» **Records for this task**:

═══

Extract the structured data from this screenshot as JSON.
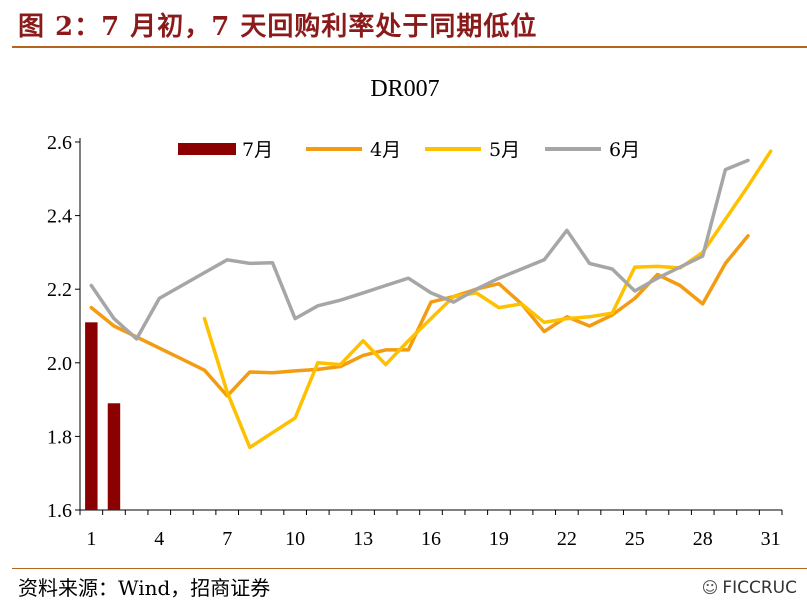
{
  "figure": {
    "title": "图 2：7 月初，7 天回购利率处于同期低位",
    "source": "资料来源：Wind，招商证券",
    "watermark": "FICCRUC",
    "watermark_icon": "wechat-icon"
  },
  "chart_data": {
    "type": "bar+line",
    "title": "DR007",
    "xlabel": "",
    "ylabel": "",
    "xlim": [
      1,
      31
    ],
    "ylim": [
      1.6,
      2.6
    ],
    "x_ticks": [
      "1",
      "4",
      "7",
      "10",
      "13",
      "16",
      "19",
      "22",
      "25",
      "28",
      "31"
    ],
    "y_ticks": [
      "1.6",
      "1.8",
      "2.0",
      "2.2",
      "2.4",
      "2.6"
    ],
    "grid": false,
    "legend_position": "top",
    "series": [
      {
        "name": "7月",
        "type": "bar",
        "color": "#8b0000",
        "x": [
          1,
          2
        ],
        "values": [
          2.11,
          1.89
        ]
      },
      {
        "name": "4月",
        "type": "line",
        "color": "#f39c12",
        "x": [
          1,
          2,
          3,
          4,
          5,
          6,
          7,
          8,
          9,
          10,
          11,
          12,
          13,
          14,
          15,
          16,
          17,
          18,
          19,
          20,
          21,
          22,
          23,
          24,
          25,
          26,
          27,
          28,
          29,
          30
        ],
        "values": [
          2.15,
          2.1,
          2.07,
          2.04,
          2.01,
          1.98,
          1.91,
          1.975,
          1.973,
          1.978,
          1.982,
          1.99,
          2.02,
          2.035,
          2.035,
          2.165,
          2.18,
          2.2,
          2.215,
          2.16,
          2.085,
          2.125,
          2.1,
          2.13,
          2.175,
          2.24,
          2.21,
          2.16,
          2.27,
          2.345
        ]
      },
      {
        "name": "5月",
        "type": "line",
        "color": "#ffc000",
        "x": [
          6,
          7,
          8,
          9,
          10,
          11,
          12,
          13,
          14,
          15,
          16,
          17,
          18,
          19,
          20,
          21,
          22,
          23,
          24,
          25,
          26,
          27,
          28,
          29,
          30,
          31
        ],
        "values": [
          2.12,
          1.92,
          1.77,
          1.81,
          1.85,
          2.0,
          1.995,
          2.06,
          1.995,
          2.06,
          2.12,
          2.18,
          2.19,
          2.15,
          2.16,
          2.11,
          2.12,
          2.125,
          2.135,
          2.26,
          2.262,
          2.258,
          2.3,
          2.39,
          2.48,
          2.575
        ]
      },
      {
        "name": "6月",
        "type": "line",
        "color": "#a6a6a6",
        "x": [
          1,
          2,
          3,
          4,
          5,
          6,
          7,
          8,
          9,
          10,
          11,
          12,
          13,
          14,
          15,
          16,
          17,
          18,
          19,
          20,
          21,
          22,
          23,
          24,
          25,
          26,
          27,
          28,
          29,
          30
        ],
        "values": [
          2.21,
          2.12,
          2.065,
          2.175,
          2.21,
          2.245,
          2.28,
          2.27,
          2.272,
          2.12,
          2.155,
          2.17,
          2.19,
          2.21,
          2.23,
          2.19,
          2.165,
          2.2,
          2.23,
          2.255,
          2.28,
          2.36,
          2.27,
          2.255,
          2.195,
          2.23,
          2.26,
          2.29,
          2.525,
          2.55
        ]
      }
    ]
  }
}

═══

» **Aim**: Copy every record above exactly as written, but leave out the pictures.

» **The result**:
Extract the structured data from this screenshot as JSON.
{
  "figure": {
    "title": "图 2：7 月初，7 天回购利率处于同期低位",
    "source": "资料来源：Wind，招商证券",
    "watermark": "FICCRUC",
    "watermark_icon": "wechat-icon"
  },
  "chart_data": {
    "type": "bar+line",
    "title": "DR007",
    "xlabel": "",
    "ylabel": "",
    "xlim": [
      1,
      31
    ],
    "ylim": [
      1.6,
      2.6
    ],
    "x_ticks": [
      "1",
      "4",
      "7",
      "10",
      "13",
      "16",
      "19",
      "22",
      "25",
      "28",
      "31"
    ],
    "y_ticks": [
      "1.6",
      "1.8",
      "2.0",
      "2.2",
      "2.4",
      "2.6"
    ],
    "grid": false,
    "legend_position": "top",
    "series": [
      {
        "name": "7月",
        "type": "bar",
        "color": "#8b0000",
        "x": [
          1,
          2
        ],
        "values": [
          2.11,
          1.89
        ]
      },
      {
        "name": "4月",
        "type": "line",
        "color": "#f39c12",
        "x": [
          1,
          2,
          3,
          4,
          5,
          6,
          7,
          8,
          9,
          10,
          11,
          12,
          13,
          14,
          15,
          16,
          17,
          18,
          19,
          20,
          21,
          22,
          23,
          24,
          25,
          26,
          27,
          28,
          29,
          30
        ],
        "values": [
          2.15,
          2.1,
          2.07,
          2.04,
          2.01,
          1.98,
          1.91,
          1.975,
          1.973,
          1.978,
          1.982,
          1.99,
          2.02,
          2.035,
          2.035,
          2.165,
          2.18,
          2.2,
          2.215,
          2.16,
          2.085,
          2.125,
          2.1,
          2.13,
          2.175,
          2.24,
          2.21,
          2.16,
          2.27,
          2.345
        ]
      },
      {
        "name": "5月",
        "type": "line",
        "color": "#ffc000",
        "x": [
          6,
          7,
          8,
          9,
          10,
          11,
          12,
          13,
          14,
          15,
          16,
          17,
          18,
          19,
          20,
          21,
          22,
          23,
          24,
          25,
          26,
          27,
          28,
          29,
          30,
          31
        ],
        "values": [
          2.12,
          1.92,
          1.77,
          1.81,
          1.85,
          2.0,
          1.995,
          2.06,
          1.995,
          2.06,
          2.12,
          2.18,
          2.19,
          2.15,
          2.16,
          2.11,
          2.12,
          2.125,
          2.135,
          2.26,
          2.262,
          2.258,
          2.3,
          2.39,
          2.48,
          2.575
        ]
      },
      {
        "name": "6月",
        "type": "line",
        "color": "#a6a6a6",
        "x": [
          1,
          2,
          3,
          4,
          5,
          6,
          7,
          8,
          9,
          10,
          11,
          12,
          13,
          14,
          15,
          16,
          17,
          18,
          19,
          20,
          21,
          22,
          23,
          24,
          25,
          26,
          27,
          28,
          29,
          30
        ],
        "values": [
          2.21,
          2.12,
          2.065,
          2.175,
          2.21,
          2.245,
          2.28,
          2.27,
          2.272,
          2.12,
          2.155,
          2.17,
          2.19,
          2.21,
          2.23,
          2.19,
          2.165,
          2.2,
          2.23,
          2.255,
          2.28,
          2.36,
          2.27,
          2.255,
          2.195,
          2.23,
          2.26,
          2.29,
          2.525,
          2.55
        ]
      }
    ]
  }
}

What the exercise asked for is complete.